++++ Entries shown ++++

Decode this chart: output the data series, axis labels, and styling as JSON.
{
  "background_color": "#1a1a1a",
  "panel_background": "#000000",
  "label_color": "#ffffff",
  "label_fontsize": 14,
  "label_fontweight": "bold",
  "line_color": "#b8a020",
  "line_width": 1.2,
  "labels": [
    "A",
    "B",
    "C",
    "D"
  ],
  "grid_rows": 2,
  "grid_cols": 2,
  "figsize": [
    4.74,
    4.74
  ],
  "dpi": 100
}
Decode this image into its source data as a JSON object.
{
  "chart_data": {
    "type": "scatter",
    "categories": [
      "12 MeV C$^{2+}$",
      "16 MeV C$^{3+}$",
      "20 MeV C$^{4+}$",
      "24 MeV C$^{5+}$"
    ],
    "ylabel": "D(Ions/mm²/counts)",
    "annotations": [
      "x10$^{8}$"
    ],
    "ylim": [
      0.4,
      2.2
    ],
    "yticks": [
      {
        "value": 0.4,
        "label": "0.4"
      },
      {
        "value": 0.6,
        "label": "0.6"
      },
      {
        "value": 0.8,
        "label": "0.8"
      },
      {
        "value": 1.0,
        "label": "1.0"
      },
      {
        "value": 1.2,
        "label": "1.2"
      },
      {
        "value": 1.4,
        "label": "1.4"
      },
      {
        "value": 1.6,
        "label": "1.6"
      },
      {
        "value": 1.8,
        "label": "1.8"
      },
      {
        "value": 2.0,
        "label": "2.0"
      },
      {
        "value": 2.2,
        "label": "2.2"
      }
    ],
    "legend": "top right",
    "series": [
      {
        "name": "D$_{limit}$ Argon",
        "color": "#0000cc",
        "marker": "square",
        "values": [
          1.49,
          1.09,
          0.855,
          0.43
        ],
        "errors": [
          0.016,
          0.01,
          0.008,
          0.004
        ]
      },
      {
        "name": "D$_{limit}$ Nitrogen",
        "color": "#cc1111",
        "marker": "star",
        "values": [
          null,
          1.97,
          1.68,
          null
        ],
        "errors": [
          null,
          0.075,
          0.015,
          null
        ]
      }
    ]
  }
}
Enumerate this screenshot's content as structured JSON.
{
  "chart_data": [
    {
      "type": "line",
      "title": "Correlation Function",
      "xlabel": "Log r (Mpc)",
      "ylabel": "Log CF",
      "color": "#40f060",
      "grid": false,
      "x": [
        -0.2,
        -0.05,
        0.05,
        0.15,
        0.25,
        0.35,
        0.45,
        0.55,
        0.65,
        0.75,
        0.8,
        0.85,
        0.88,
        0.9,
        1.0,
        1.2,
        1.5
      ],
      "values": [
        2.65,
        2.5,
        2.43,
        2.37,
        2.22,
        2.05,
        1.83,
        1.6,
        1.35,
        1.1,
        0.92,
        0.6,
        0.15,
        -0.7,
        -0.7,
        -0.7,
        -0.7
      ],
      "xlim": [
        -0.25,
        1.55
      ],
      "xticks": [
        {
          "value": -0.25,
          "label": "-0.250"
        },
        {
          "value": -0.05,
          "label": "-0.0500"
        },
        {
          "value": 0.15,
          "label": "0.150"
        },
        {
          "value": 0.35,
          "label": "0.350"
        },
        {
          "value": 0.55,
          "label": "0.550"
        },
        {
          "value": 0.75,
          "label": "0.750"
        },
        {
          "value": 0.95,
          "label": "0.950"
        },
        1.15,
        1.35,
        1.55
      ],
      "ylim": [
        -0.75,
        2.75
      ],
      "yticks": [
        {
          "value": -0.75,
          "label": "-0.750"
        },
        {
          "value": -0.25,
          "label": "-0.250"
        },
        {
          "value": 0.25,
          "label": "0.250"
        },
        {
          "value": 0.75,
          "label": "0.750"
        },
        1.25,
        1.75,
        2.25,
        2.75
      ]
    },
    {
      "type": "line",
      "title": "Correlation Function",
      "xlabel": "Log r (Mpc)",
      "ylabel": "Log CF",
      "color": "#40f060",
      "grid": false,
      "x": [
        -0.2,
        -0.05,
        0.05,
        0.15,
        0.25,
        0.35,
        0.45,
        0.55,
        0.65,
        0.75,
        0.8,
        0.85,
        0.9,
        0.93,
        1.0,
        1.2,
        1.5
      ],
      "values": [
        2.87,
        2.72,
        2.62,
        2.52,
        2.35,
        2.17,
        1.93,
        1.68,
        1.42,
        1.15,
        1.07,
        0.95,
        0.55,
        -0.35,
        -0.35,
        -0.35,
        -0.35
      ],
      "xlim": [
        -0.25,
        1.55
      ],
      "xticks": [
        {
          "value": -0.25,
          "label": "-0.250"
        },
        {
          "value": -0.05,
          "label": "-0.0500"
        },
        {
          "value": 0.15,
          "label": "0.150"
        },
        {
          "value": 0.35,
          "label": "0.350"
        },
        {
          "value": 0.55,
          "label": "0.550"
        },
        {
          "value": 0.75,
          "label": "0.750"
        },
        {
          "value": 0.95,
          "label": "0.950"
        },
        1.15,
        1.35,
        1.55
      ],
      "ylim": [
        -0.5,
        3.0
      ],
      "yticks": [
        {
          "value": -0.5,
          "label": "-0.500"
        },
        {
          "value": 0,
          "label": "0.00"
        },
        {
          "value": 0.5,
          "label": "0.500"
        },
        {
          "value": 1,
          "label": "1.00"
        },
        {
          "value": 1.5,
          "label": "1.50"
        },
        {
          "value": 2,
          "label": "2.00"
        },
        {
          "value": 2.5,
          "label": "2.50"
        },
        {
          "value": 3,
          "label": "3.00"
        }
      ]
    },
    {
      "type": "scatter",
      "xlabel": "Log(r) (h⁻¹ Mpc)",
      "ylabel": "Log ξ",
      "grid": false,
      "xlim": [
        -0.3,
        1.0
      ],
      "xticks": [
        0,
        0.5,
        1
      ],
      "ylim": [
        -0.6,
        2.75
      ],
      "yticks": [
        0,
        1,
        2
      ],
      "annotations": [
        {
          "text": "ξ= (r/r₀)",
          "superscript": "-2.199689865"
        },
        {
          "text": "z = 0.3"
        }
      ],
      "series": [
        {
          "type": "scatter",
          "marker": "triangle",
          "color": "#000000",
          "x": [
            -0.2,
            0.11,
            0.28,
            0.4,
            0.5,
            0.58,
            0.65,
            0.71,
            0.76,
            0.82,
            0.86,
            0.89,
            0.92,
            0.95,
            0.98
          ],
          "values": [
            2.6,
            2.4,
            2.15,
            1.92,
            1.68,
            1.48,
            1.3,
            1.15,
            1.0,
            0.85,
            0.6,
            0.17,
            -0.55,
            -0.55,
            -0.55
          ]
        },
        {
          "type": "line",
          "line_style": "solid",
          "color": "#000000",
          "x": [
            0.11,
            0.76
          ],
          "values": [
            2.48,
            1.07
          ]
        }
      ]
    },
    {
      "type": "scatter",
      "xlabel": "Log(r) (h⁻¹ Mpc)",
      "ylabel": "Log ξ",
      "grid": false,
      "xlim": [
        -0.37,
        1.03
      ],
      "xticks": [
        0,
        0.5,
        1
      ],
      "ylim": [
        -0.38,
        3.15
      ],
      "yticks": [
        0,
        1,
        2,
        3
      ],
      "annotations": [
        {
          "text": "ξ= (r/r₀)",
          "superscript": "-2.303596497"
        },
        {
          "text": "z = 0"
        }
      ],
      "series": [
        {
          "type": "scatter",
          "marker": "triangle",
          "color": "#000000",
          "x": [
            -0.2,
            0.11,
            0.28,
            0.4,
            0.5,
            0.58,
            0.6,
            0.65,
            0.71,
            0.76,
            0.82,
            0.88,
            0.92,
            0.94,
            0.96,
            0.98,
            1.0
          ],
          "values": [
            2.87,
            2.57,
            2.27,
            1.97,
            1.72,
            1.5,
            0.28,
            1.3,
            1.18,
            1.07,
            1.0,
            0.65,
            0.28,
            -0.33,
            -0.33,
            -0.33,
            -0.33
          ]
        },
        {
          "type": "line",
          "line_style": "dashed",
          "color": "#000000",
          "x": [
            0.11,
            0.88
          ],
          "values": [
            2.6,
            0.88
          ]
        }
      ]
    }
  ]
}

++++

- [Task to carry out]:
Where a line of the data holds "limit", show that line.

- [Result of this task]:
        "name": "D$_{limit}$ Argon",
        "name": "D$_{limit}$ Nitrogen",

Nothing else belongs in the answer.